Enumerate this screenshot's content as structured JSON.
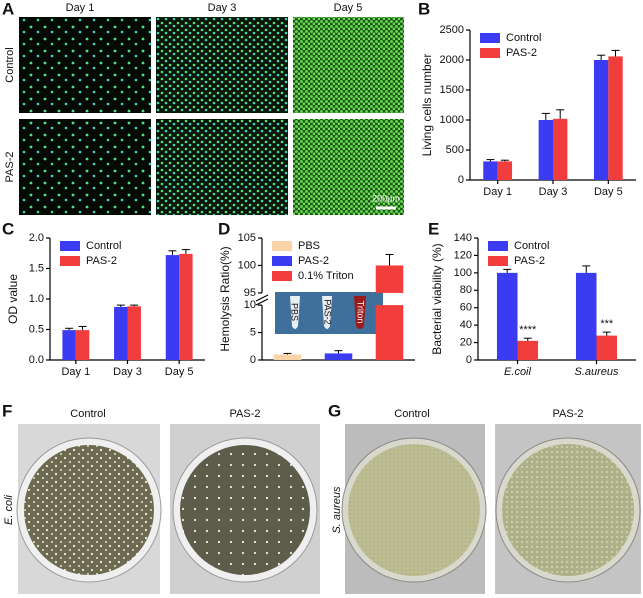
{
  "panel_letters": [
    "A",
    "B",
    "C",
    "D",
    "E",
    "F",
    "G"
  ],
  "cell_images": {
    "days": [
      "Day 1",
      "Day 3",
      "Day 5"
    ],
    "rows": [
      "Control",
      "PAS-2"
    ],
    "scale_bar": "200μm"
  },
  "plates_f": {
    "columns": [
      "Control",
      "PAS-2"
    ],
    "row_label": "E. coli"
  },
  "plates_g": {
    "columns": [
      "Control",
      "PAS-2"
    ],
    "row_label": "S. aureus"
  },
  "chart_data": [
    {
      "type": "bar",
      "ylabel": "Living cells number",
      "categories": [
        "Day 1",
        "Day 3",
        "Day 5"
      ],
      "series": [
        {
          "name": "Control",
          "color": "#3b3bf2",
          "values": [
            310,
            1000,
            2000
          ],
          "errors": [
            30,
            110,
            80
          ]
        },
        {
          "name": "PAS-2",
          "color": "#f23d3d",
          "values": [
            310,
            1020,
            2060
          ],
          "errors": [
            20,
            150,
            100
          ]
        }
      ],
      "ylim": [
        0,
        2500
      ],
      "yticks": [
        0,
        500,
        1000,
        1500,
        2000,
        2500
      ],
      "legend": "upper left"
    },
    {
      "type": "bar",
      "ylabel": "OD value",
      "categories": [
        "Day 1",
        "Day 3",
        "Day 5"
      ],
      "series": [
        {
          "name": "Control",
          "color": "#3b3bf2",
          "values": [
            0.49,
            0.87,
            1.72
          ],
          "errors": [
            0.03,
            0.03,
            0.07
          ]
        },
        {
          "name": "PAS-2",
          "color": "#f23d3d",
          "values": [
            0.49,
            0.88,
            1.74
          ],
          "errors": [
            0.06,
            0.02,
            0.07
          ]
        }
      ],
      "ylim": [
        0,
        2.0
      ],
      "yticks": [
        {
          "value": 0,
          "label": "0.0"
        },
        0.5,
        {
          "value": 1,
          "label": "1.0"
        },
        1.5,
        {
          "value": 2,
          "label": "2.0"
        }
      ],
      "legend": "upper left"
    },
    {
      "type": "broken_bar",
      "ylabel": "Hemolysis Ratio(%)",
      "categories": [
        null
      ],
      "series": [
        {
          "name": "PBS",
          "color": "#f8d4a8",
          "values": [
            1.0
          ],
          "errors": [
            0.2
          ]
        },
        {
          "name": "PAS-2",
          "color": "#3b3bf2",
          "values": [
            1.2
          ],
          "errors": [
            0.5
          ]
        },
        {
          "name": "0.1% Triton",
          "color": "#f23d3d",
          "values": [
            100
          ],
          "errors": [
            2
          ]
        }
      ],
      "ylim_lower": [
        0,
        10
      ],
      "ylim_upper": [
        95,
        105
      ],
      "yticks": [
        0,
        5,
        10,
        95,
        100,
        105
      ],
      "inset_labels": [
        "PBS",
        "PAS-2",
        "Triton"
      ],
      "legend": "upper left"
    },
    {
      "type": "bar",
      "ylabel": "Bacterial viability (%)",
      "categories": [
        "E.coil",
        "S.aureus"
      ],
      "series": [
        {
          "name": "Control",
          "color": "#3b3bf2",
          "values": [
            100,
            100
          ],
          "errors": [
            4,
            8
          ]
        },
        {
          "name": "PAS-2",
          "color": "#f23d3d",
          "values": [
            22,
            28
          ],
          "errors": [
            3,
            4
          ],
          "annotations": [
            "****",
            "***"
          ]
        }
      ],
      "ylim": [
        0,
        140
      ],
      "yticks": [
        0,
        20,
        40,
        60,
        80,
        100,
        120,
        140
      ],
      "legend": "upper left",
      "italic_categories": true
    }
  ]
}
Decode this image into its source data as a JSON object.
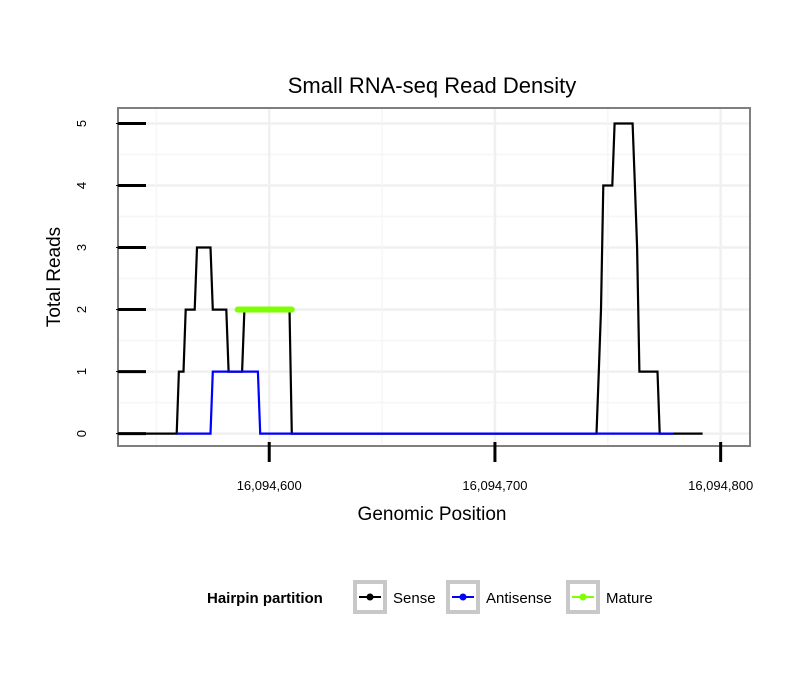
{
  "chart_data": {
    "type": "line",
    "title": "Small RNA-seq Read Density",
    "xlabel": "Genomic Position",
    "ylabel": "Total Reads",
    "xlim": [
      16094533,
      16094813
    ],
    "ylim": [
      -0.2,
      5.25
    ],
    "x_ticks": [
      16094600,
      16094700,
      16094800
    ],
    "x_tick_labels": [
      "16,094,600",
      "16,094,700",
      "16,094,800"
    ],
    "y_ticks": [
      0,
      1,
      2,
      3,
      4,
      5
    ],
    "y_tick_labels": [
      "0",
      "1",
      "2",
      "3",
      "4",
      "5"
    ],
    "grid": true,
    "legend": {
      "title": "Hairpin partition",
      "position": "bottom"
    },
    "series": [
      {
        "name": "Sense",
        "color": "#000000",
        "step_values": [
          [
            16094545,
            0
          ],
          [
            16094559,
            0
          ],
          [
            16094560,
            1
          ],
          [
            16094562,
            1
          ],
          [
            16094563,
            2
          ],
          [
            16094567,
            2
          ],
          [
            16094568,
            3
          ],
          [
            16094574,
            3
          ],
          [
            16094575,
            2
          ],
          [
            16094581,
            2
          ],
          [
            16094582,
            1
          ],
          [
            16094588,
            1
          ],
          [
            16094589,
            2
          ],
          [
            16094609,
            2
          ],
          [
            16094610,
            0
          ],
          [
            16094745,
            0
          ],
          [
            16094746,
            1
          ],
          [
            16094747,
            2
          ],
          [
            16094748,
            4
          ],
          [
            16094752,
            4
          ],
          [
            16094753,
            5
          ],
          [
            16094761,
            5
          ],
          [
            16094762,
            4
          ],
          [
            16094763,
            3
          ],
          [
            16094764,
            1
          ],
          [
            16094772,
            1
          ],
          [
            16094773,
            0
          ],
          [
            16094792,
            0
          ]
        ]
      },
      {
        "name": "Antisense",
        "color": "#0000ff",
        "step_values": [
          [
            16094559,
            0
          ],
          [
            16094574,
            0
          ],
          [
            16094575,
            1
          ],
          [
            16094595,
            1
          ],
          [
            16094596,
            0
          ],
          [
            16094610,
            0
          ],
          [
            16094745,
            0
          ],
          [
            16094779,
            0
          ]
        ]
      },
      {
        "name": "Mature",
        "color": "#7fff00",
        "segment": {
          "x_start": 16094586,
          "x_end": 16094610,
          "value": 2
        }
      }
    ]
  }
}
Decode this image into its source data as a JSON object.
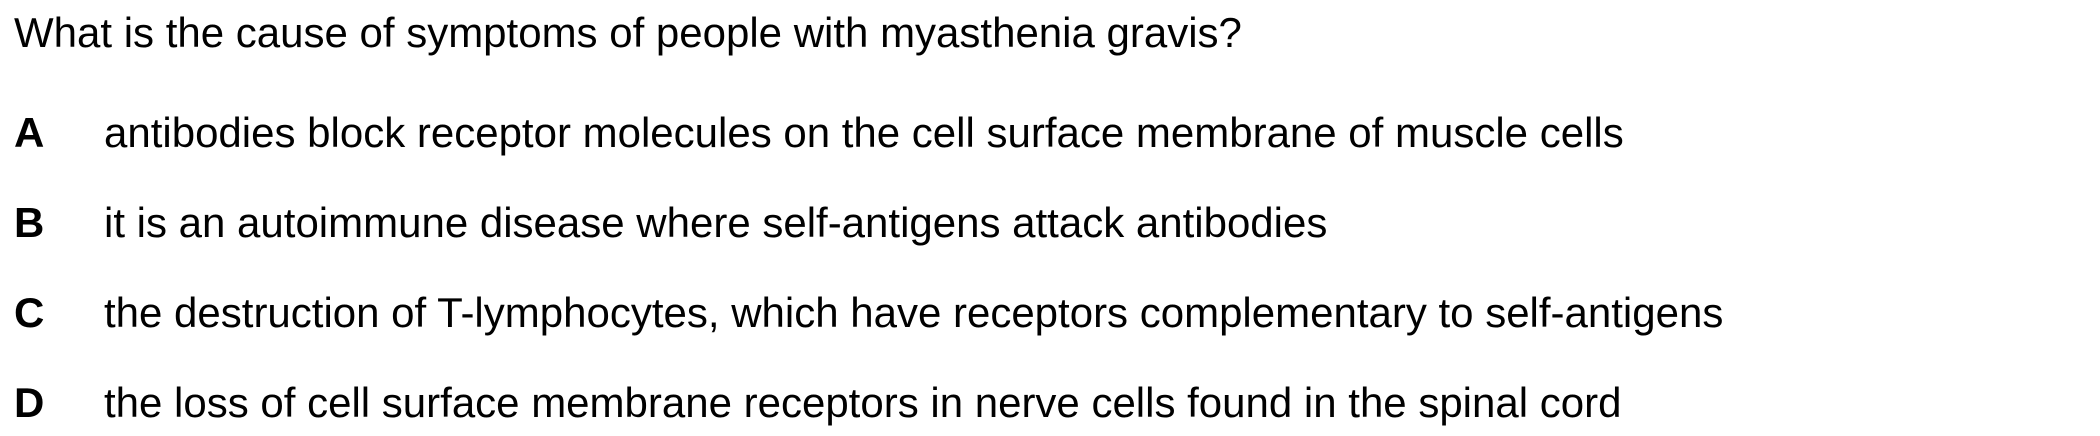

### WHAT TO WORK ON
The material above must be reproduced line for line, with the images omitted.

### EXERCISE SOLUTION
Enumerate this screenshot's content as structured JSON.
{
  "panel_letters": [
    "A",
    "B",
    "C",
    "D",
    "E",
    "F",
    "G"
  ],
  "cell_images": {
    "days": [
      "Day 1",
      "Day 3",
      "Day 5"
    ],
    "rows": [
      "Control",
      "PAS-2"
    ],
    "scale_bar": "200μm"
  },
  "plates_f": {
    "columns": [
      "Control",
      "PAS-2"
    ],
    "row_label": "E. coli"
  },
  "plates_g": {
    "columns": [
      "Control",
      "PAS-2"
    ],
    "row_label": "S. aureus"
  },
  "chart_data": [
    {
      "type": "bar",
      "ylabel": "Living cells number",
      "categories": [
        "Day 1",
        "Day 3",
        "Day 5"
      ],
      "series": [
        {
          "name": "Control",
          "color": "#3b3bf2",
          "values": [
            310,
            1000,
            2000
          ],
          "errors": [
            30,
            110,
            80
          ]
        },
        {
          "name": "PAS-2",
          "color": "#f23d3d",
          "values": [
            310,
            1020,
            2060
          ],
          "errors": [
            20,
            150,
            100
          ]
        }
      ],
      "ylim": [
        0,
        2500
      ],
      "yticks": [
        0,
        500,
        1000,
        1500,
        2000,
        2500
      ],
      "legend": "upper left"
    },
    {
      "type": "bar",
      "ylabel": "OD value",
      "categories": [
        "Day 1",
        "Day 3",
        "Day 5"
      ],
      "series": [
        {
          "name": "Control",
          "color": "#3b3bf2",
          "values": [
            0.49,
            0.87,
            1.72
          ],
          "errors": [
            0.03,
            0.03,
            0.07
          ]
        },
        {
          "name": "PAS-2",
          "color": "#f23d3d",
          "values": [
            0.49,
            0.88,
            1.74
          ],
          "errors": [
            0.06,
            0.02,
            0.07
          ]
        }
      ],
      "ylim": [
        0,
        2.0
      ],
      "yticks": [
        {
          "value": 0,
          "label": "0.0"
        },
        0.5,
        {
          "value": 1,
          "label": "1.0"
        },
        1.5,
        {
          "value": 2,
          "label": "2.0"
        }
      ],
      "legend": "upper left"
    },
    {
      "type": "broken_bar",
      "ylabel": "Hemolysis Ratio(%)",
      "categories": [
        null
      ],
      "series": [
        {
          "name": "PBS",
          "color": "#f8d4a8",
          "values": [
            1.0
          ],
          "errors": [
            0.2
          ]
        },
        {
          "name": "PAS-2",
          "color": "#3b3bf2",
          "values": [
            1.2
          ],
          "errors": [
            0.5
          ]
        },
        {
          "name": "0.1% Triton",
          "color": "#f23d3d",
          "values": [
            100
          ],
          "errors": [
            2
          ]
        }
      ],
      "ylim_lower": [
        0,
        10
      ],
      "ylim_upper": [
        95,
        105
      ],
      "yticks": [
        0,
        5,
        10,
        95,
        100,
        105
      ],
      "inset_labels": [
        "PBS",
        "PAS-2",
        "Triton"
      ],
      "legend": "upper left"
    },
    {
      "type": "bar",
      "ylabel": "Bacterial viability (%)",
      "categories": [
        "E.coil",
        "S.aureus"
      ],
      "series": [
        {
          "name": "Control",
          "color": "#3b3bf2",
          "values": [
            100,
            100
          ],
          "errors": [
            4,
            8
          ]
        },
        {
          "name": "PAS-2",
          "color": "#f23d3d",
          "values": [
            22,
            28
          ],
          "errors": [
            3,
            4
          ],
          "annotations": [
            "****",
            "***"
          ]
        }
      ],
      "ylim": [
        0,
        140
      ],
      "yticks": [
        0,
        20,
        40,
        60,
        80,
        100,
        120,
        140
      ],
      "legend": "upper left",
      "italic_categories": true
    }
  ]
}
Decode this image into its source data as a JSON object.
{
  "chart_data": {
    "type": "line",
    "title": "Small RNA-seq Read Density",
    "xlabel": "Genomic Position",
    "ylabel": "Total Reads",
    "xlim": [
      16094533,
      16094813
    ],
    "ylim": [
      -0.2,
      5.25
    ],
    "x_ticks": [
      16094600,
      16094700,
      16094800
    ],
    "x_tick_labels": [
      "16,094,600",
      "16,094,700",
      "16,094,800"
    ],
    "y_ticks": [
      0,
      1,
      2,
      3,
      4,
      5
    ],
    "y_tick_labels": [
      "0",
      "1",
      "2",
      "3",
      "4",
      "5"
    ],
    "grid": true,
    "legend": {
      "title": "Hairpin partition",
      "position": "bottom"
    },
    "series": [
      {
        "name": "Sense",
        "color": "#000000",
        "step_values": [
          [
            16094545,
            0
          ],
          [
            16094559,
            0
          ],
          [
            16094560,
            1
          ],
          [
            16094562,
            1
          ],
          [
            16094563,
            2
          ],
          [
            16094567,
            2
          ],
          [
            16094568,
            3
          ],
          [
            16094574,
            3
          ],
          [
            16094575,
            2
          ],
          [
            16094581,
            2
          ],
          [
            16094582,
            1
          ],
          [
            16094588,
            1
          ],
          [
            16094589,
            2
          ],
          [
            16094609,
            2
          ],
          [
            16094610,
            0
          ],
          [
            16094745,
            0
          ],
          [
            16094746,
            1
          ],
          [
            16094747,
            2
          ],
          [
            16094748,
            4
          ],
          [
            16094752,
            4
          ],
          [
            16094753,
            5
          ],
          [
            16094761,
            5
          ],
          [
            16094762,
            4
          ],
          [
            16094763,
            3
          ],
          [
            16094764,
            1
          ],
          [
            16094772,
            1
          ],
          [
            16094773,
            0
          ],
          [
            16094792,
            0
          ]
        ]
      },
      {
        "name": "Antisense",
        "color": "#0000ff",
        "step_values": [
          [
            16094559,
            0
          ],
          [
            16094574,
            0
          ],
          [
            16094575,
            1
          ],
          [
            16094595,
            1
          ],
          [
            16094596,
            0
          ],
          [
            16094610,
            0
          ],
          [
            16094745,
            0
          ],
          [
            16094779,
            0
          ]
        ]
      },
      {
        "name": "Mature",
        "color": "#7fff00",
        "segment": {
          "x_start": 16094586,
          "x_end": 16094610,
          "value": 2
        }
      }
    ]
  }
}
Decode this image into its source data as a JSON object.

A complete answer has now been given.